**TO DO**
Output the lines of the records from the one containing "What data populates" through the last, both ends included. Leave pictures out.

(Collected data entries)
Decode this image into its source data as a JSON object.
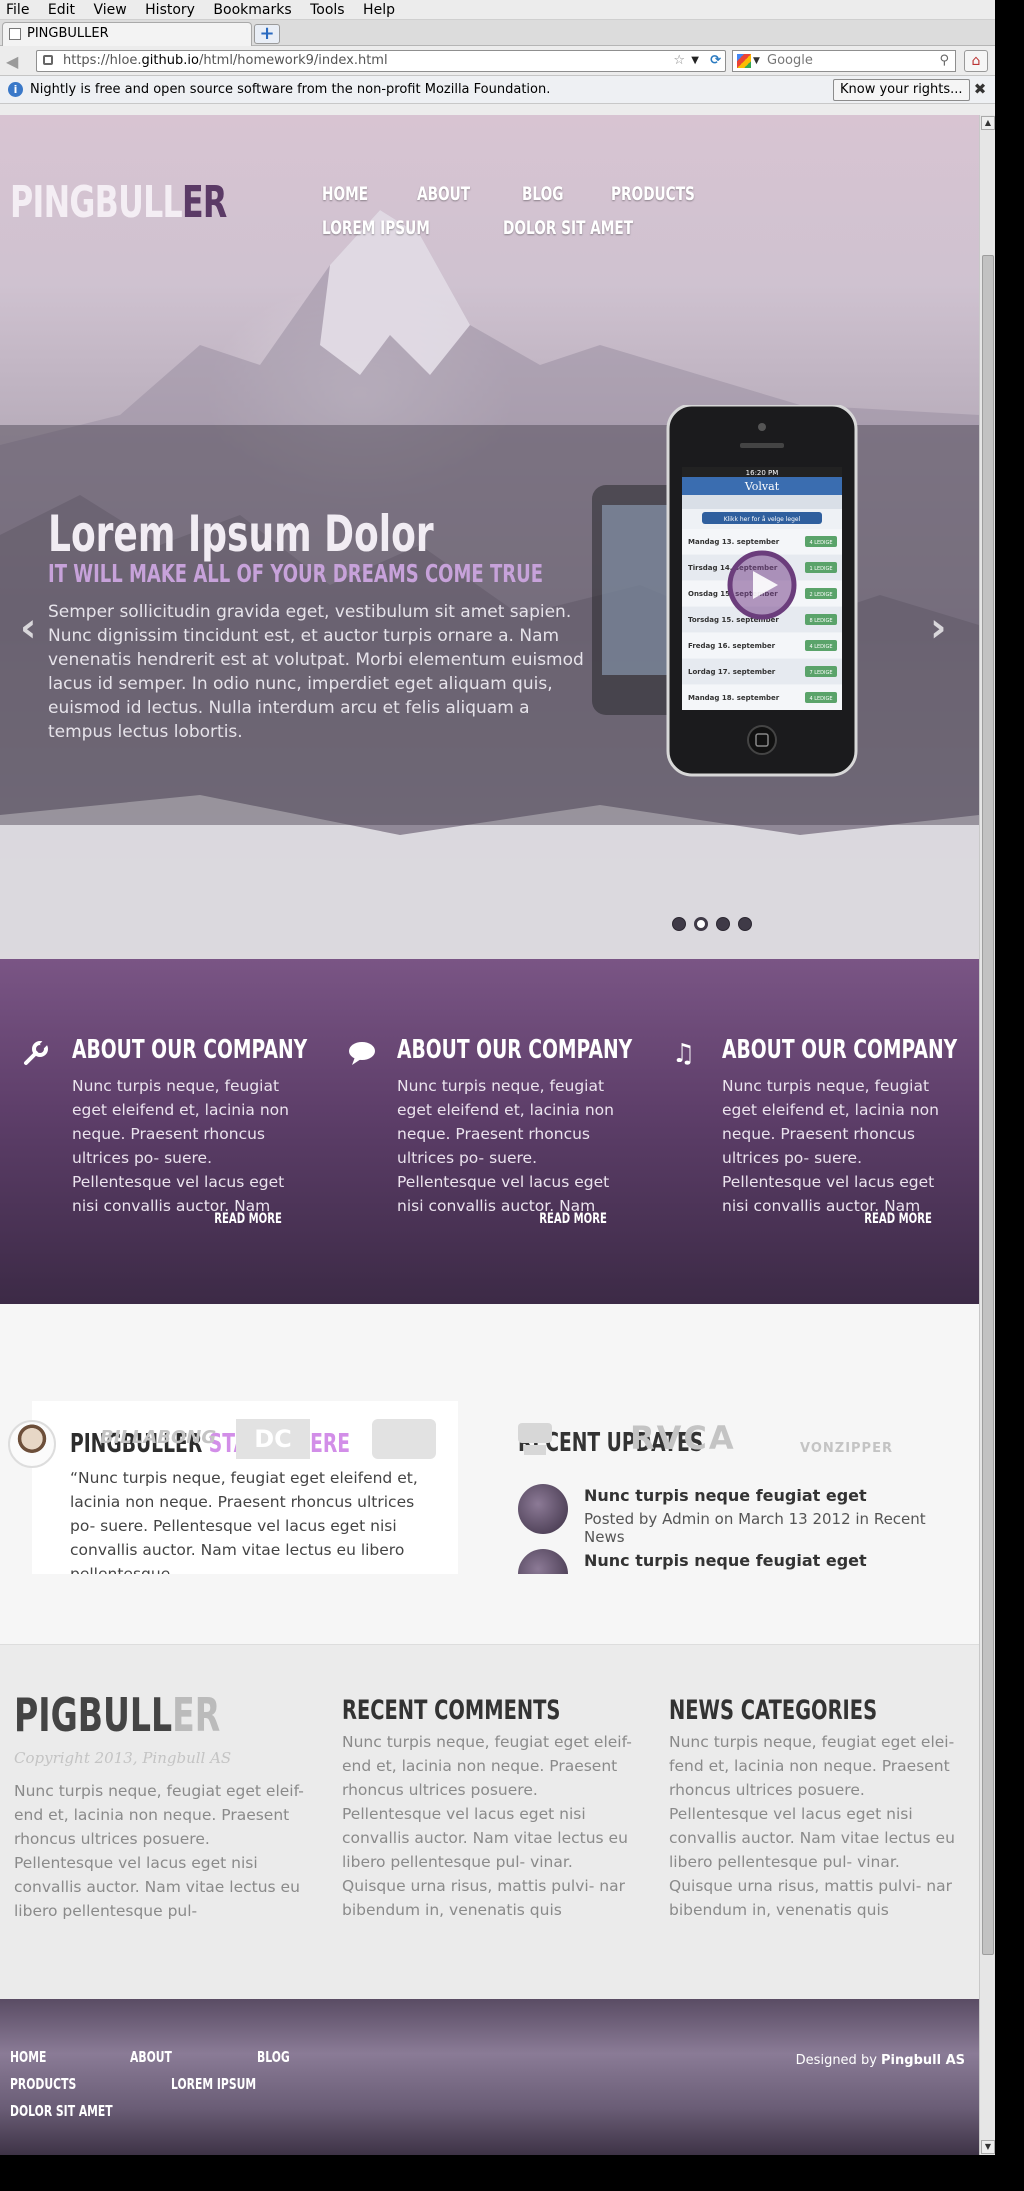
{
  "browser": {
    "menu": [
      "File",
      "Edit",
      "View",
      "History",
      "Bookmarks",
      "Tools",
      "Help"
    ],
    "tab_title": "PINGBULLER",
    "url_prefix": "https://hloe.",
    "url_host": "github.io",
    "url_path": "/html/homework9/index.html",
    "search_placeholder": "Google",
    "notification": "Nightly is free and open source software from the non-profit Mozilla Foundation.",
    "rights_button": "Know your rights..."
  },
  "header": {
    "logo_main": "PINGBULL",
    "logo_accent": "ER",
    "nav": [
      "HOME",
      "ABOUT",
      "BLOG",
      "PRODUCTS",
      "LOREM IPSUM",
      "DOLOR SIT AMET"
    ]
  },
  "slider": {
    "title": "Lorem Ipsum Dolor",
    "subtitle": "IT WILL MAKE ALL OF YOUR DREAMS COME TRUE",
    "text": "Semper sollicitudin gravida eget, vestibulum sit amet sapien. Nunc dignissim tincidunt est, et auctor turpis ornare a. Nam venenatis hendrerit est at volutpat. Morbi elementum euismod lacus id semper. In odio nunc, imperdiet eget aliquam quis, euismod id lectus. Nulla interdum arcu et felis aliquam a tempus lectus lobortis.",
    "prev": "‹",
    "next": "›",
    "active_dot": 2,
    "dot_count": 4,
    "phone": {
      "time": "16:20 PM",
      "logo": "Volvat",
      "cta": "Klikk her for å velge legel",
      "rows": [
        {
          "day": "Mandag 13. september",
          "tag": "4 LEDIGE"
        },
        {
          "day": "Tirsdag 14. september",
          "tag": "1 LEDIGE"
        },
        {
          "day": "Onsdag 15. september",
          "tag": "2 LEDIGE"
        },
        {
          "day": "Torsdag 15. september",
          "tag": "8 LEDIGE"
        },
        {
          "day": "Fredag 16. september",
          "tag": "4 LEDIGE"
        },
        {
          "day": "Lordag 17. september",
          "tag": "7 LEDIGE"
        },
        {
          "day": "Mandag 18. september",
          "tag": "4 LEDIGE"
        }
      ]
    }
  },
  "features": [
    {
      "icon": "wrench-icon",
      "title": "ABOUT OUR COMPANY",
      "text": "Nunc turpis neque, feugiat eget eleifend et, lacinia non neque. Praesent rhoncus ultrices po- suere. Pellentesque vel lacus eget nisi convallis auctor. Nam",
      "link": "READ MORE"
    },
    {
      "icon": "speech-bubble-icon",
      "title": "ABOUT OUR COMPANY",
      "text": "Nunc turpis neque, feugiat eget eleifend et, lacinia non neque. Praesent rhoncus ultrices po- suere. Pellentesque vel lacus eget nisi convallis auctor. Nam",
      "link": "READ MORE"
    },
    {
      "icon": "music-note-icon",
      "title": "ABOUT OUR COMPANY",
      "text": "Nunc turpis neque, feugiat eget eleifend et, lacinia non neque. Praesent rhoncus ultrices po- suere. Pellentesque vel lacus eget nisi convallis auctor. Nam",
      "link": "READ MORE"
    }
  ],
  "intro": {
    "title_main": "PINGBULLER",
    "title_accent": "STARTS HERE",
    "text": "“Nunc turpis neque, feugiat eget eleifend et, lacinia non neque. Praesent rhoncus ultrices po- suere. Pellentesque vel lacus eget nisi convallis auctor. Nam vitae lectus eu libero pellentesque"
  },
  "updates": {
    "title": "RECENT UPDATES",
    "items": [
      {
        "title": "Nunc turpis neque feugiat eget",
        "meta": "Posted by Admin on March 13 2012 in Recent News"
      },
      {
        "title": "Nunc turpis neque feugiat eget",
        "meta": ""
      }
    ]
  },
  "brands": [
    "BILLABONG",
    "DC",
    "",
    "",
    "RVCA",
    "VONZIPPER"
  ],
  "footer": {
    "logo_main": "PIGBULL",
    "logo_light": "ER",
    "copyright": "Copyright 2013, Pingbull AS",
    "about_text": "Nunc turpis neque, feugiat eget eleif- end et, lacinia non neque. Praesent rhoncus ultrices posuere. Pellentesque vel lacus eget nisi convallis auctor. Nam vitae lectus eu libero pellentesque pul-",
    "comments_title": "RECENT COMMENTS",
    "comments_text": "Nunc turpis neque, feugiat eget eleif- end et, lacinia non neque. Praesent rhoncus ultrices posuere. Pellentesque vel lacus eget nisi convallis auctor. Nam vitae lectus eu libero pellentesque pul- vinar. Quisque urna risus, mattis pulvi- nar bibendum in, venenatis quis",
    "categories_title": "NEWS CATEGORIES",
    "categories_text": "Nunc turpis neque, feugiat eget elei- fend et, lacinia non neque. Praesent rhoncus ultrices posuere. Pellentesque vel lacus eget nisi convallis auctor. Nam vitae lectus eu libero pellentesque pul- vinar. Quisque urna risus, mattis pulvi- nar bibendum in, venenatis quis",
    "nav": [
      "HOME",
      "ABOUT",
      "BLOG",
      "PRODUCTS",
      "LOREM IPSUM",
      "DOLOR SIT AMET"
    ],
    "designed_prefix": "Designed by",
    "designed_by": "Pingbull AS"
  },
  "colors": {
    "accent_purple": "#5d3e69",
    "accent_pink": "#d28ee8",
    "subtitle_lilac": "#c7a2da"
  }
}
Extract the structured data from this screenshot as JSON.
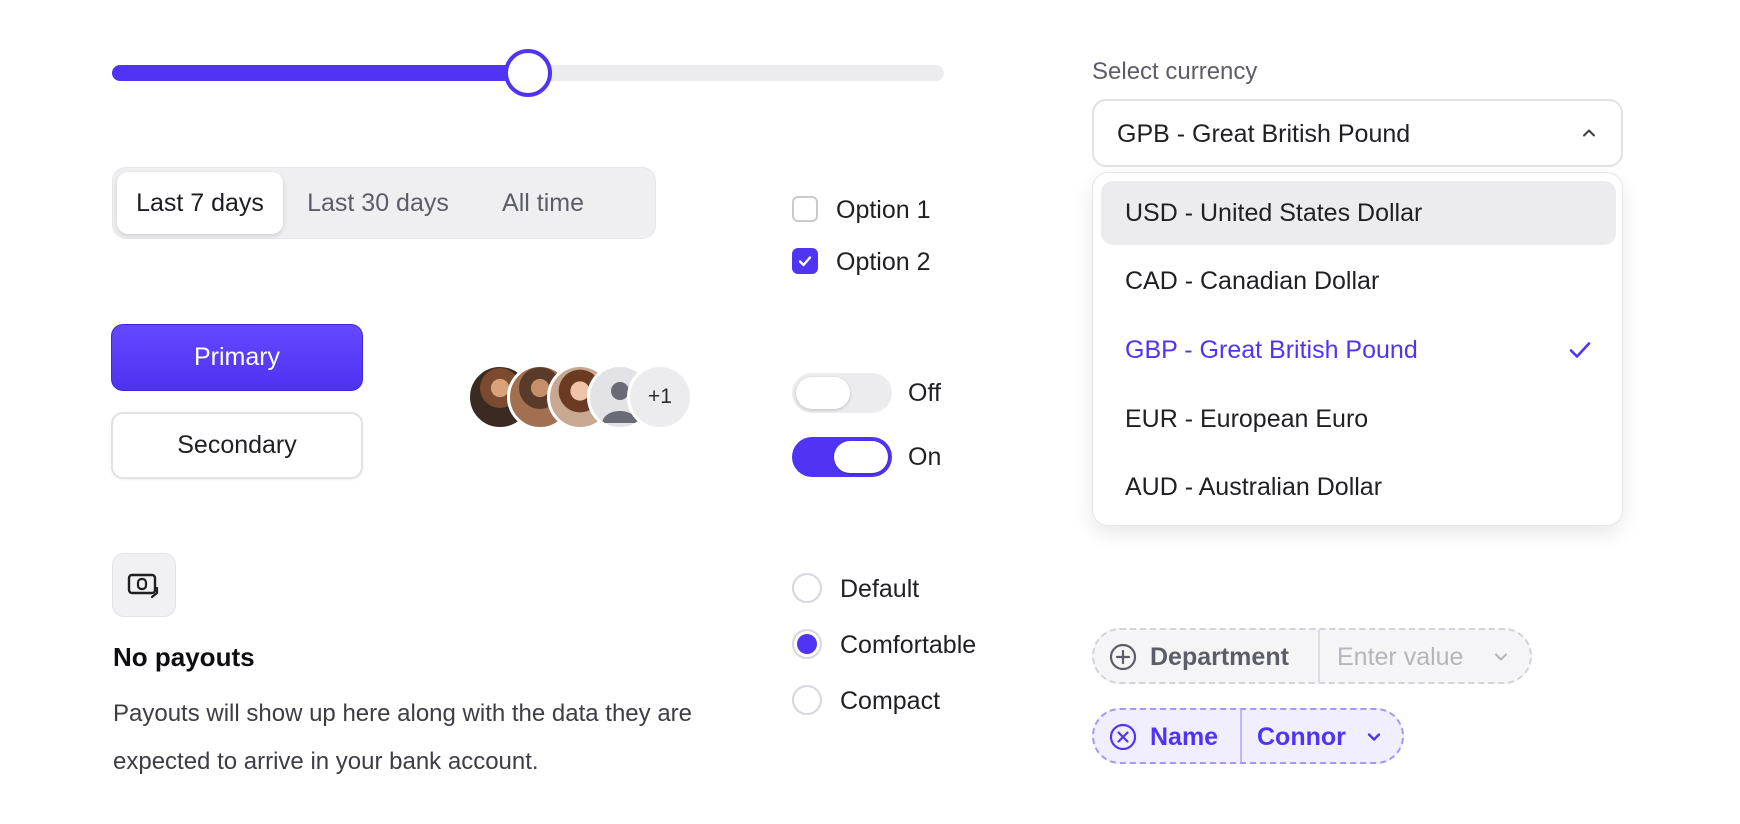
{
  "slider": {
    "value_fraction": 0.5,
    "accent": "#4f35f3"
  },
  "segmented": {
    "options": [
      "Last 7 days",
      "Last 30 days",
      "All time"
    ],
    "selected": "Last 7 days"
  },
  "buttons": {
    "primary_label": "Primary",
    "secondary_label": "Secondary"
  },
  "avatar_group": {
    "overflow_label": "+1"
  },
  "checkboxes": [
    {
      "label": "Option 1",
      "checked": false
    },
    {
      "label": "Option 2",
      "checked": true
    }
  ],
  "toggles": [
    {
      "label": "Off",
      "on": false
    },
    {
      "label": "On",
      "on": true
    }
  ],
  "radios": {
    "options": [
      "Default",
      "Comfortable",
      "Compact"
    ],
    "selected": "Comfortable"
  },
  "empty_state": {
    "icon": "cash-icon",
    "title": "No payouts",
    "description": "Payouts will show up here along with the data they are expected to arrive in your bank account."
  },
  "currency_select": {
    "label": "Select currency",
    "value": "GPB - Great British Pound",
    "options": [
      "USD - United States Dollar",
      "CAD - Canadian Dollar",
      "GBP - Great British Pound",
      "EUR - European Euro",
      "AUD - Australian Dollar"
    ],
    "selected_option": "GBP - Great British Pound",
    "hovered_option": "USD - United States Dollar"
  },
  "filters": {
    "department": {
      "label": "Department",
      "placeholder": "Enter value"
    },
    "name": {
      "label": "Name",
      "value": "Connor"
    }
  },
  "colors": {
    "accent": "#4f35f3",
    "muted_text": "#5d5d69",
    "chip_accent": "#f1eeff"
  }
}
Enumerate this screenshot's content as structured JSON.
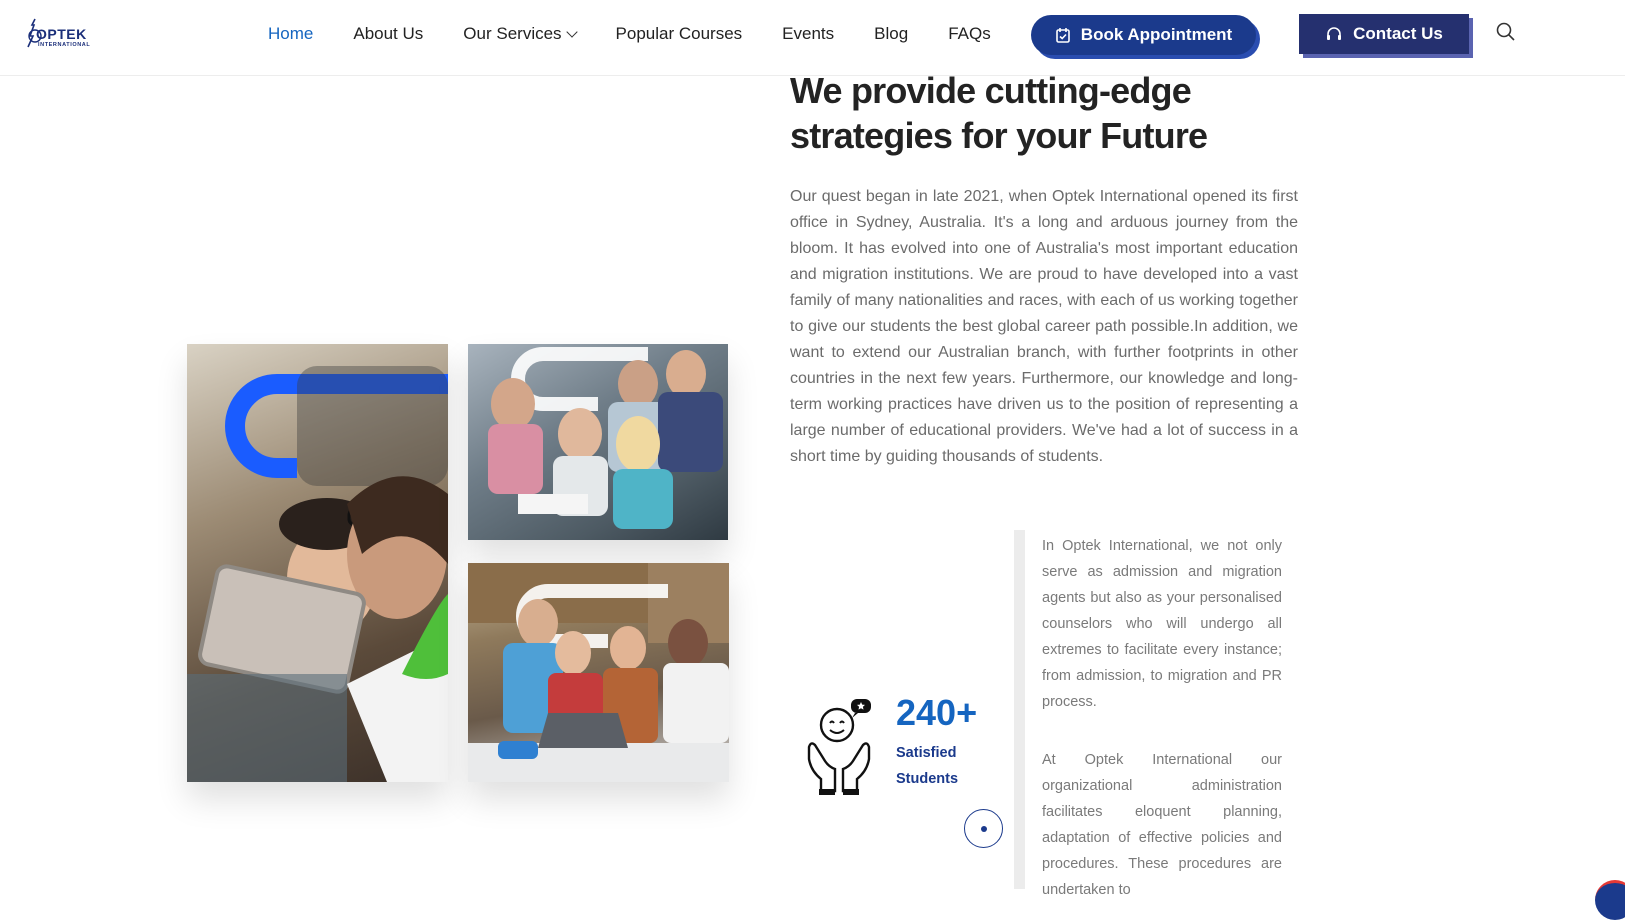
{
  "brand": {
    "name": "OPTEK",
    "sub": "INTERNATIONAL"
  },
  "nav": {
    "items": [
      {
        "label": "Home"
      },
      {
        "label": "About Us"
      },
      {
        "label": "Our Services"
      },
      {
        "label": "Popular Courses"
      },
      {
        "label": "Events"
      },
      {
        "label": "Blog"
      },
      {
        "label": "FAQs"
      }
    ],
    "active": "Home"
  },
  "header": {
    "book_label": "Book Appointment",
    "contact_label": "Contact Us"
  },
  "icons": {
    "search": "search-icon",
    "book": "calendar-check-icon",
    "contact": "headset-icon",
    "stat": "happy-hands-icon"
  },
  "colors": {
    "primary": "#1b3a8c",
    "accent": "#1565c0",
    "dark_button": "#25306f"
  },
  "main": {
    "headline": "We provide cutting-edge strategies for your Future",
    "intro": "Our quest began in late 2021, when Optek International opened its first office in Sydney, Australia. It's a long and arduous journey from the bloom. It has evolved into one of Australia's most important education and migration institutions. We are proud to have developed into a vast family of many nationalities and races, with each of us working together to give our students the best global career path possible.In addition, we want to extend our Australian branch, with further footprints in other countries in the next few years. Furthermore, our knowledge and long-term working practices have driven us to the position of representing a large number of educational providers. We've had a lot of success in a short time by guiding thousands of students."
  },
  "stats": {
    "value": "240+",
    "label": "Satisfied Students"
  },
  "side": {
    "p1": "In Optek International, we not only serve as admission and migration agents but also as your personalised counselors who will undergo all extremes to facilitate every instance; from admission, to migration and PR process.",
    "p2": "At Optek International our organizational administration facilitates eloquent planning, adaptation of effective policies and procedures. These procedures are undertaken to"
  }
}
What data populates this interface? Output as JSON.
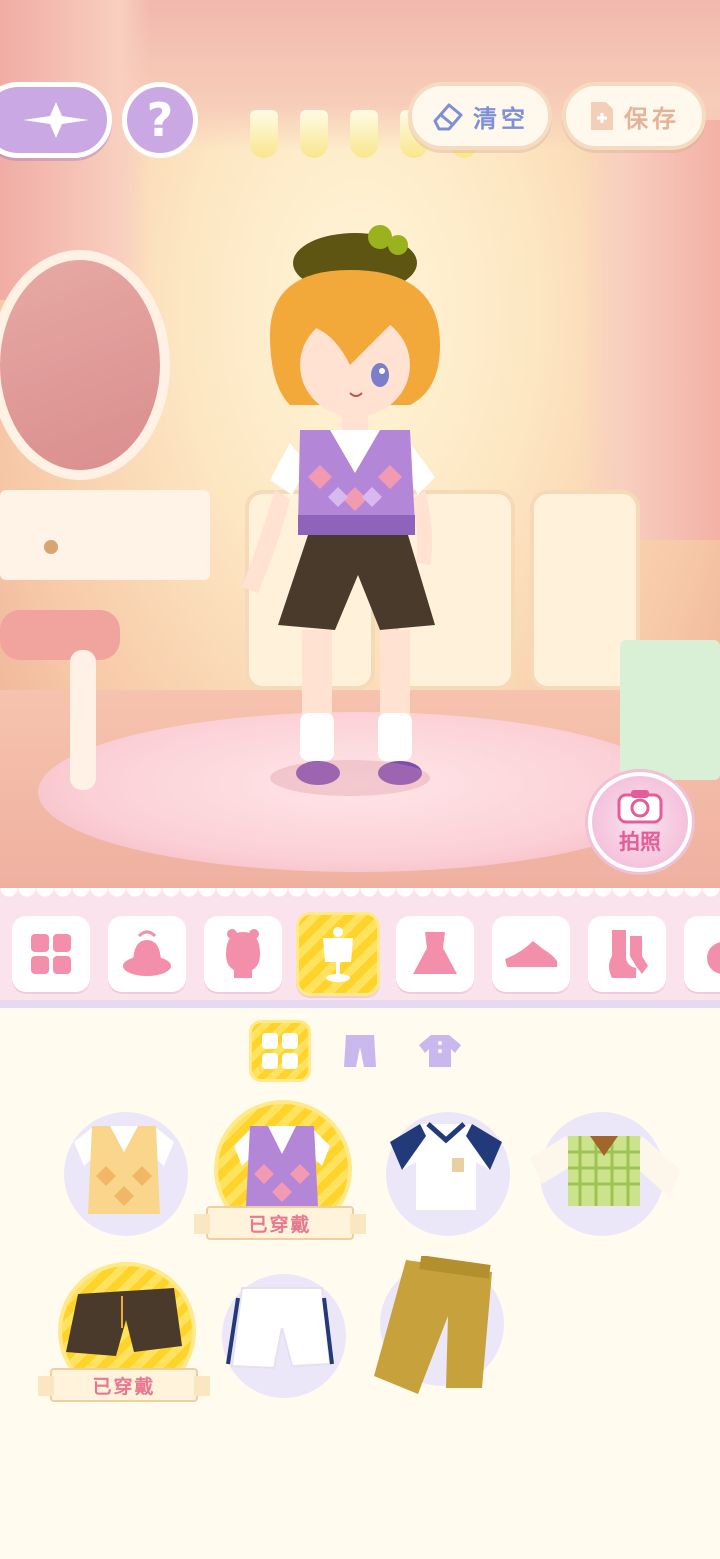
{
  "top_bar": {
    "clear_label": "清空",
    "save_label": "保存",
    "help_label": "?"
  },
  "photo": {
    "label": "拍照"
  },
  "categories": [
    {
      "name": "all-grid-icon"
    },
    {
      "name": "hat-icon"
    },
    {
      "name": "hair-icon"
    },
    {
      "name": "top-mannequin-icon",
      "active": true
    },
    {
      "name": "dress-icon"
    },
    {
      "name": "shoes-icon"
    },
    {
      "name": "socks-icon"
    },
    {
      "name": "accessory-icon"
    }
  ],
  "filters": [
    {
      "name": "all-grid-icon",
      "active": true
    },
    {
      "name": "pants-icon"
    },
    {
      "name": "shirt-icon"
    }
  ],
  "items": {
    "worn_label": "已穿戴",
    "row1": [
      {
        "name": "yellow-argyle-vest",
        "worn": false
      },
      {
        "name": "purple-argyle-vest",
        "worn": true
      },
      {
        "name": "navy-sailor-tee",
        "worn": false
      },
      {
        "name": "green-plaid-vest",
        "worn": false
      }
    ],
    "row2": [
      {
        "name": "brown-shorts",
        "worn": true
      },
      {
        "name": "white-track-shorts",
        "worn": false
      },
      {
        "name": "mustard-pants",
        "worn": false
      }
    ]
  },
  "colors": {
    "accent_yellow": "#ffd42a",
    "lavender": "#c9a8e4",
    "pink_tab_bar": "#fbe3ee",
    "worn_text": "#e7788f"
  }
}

**ANSWER IN FULL**
What data populates this interface? Output as JSON.
{
  "top_bar": {
    "clear_label": "清空",
    "save_label": "保存",
    "help_label": "?"
  },
  "photo": {
    "label": "拍照"
  },
  "categories": [
    {
      "name": "all-grid-icon"
    },
    {
      "name": "hat-icon"
    },
    {
      "name": "hair-icon"
    },
    {
      "name": "top-mannequin-icon",
      "active": true
    },
    {
      "name": "dress-icon"
    },
    {
      "name": "shoes-icon"
    },
    {
      "name": "socks-icon"
    },
    {
      "name": "accessory-icon"
    }
  ],
  "filters": [
    {
      "name": "all-grid-icon",
      "active": true
    },
    {
      "name": "pants-icon"
    },
    {
      "name": "shirt-icon"
    }
  ],
  "items": {
    "worn_label": "已穿戴",
    "row1": [
      {
        "name": "yellow-argyle-vest",
        "worn": false
      },
      {
        "name": "purple-argyle-vest",
        "worn": true
      },
      {
        "name": "navy-sailor-tee",
        "worn": false
      },
      {
        "name": "green-plaid-vest",
        "worn": false
      }
    ],
    "row2": [
      {
        "name": "brown-shorts",
        "worn": true
      },
      {
        "name": "white-track-shorts",
        "worn": false
      },
      {
        "name": "mustard-pants",
        "worn": false
      }
    ]
  },
  "colors": {
    "accent_yellow": "#ffd42a",
    "lavender": "#c9a8e4",
    "pink_tab_bar": "#fbe3ee",
    "worn_text": "#e7788f"
  }
}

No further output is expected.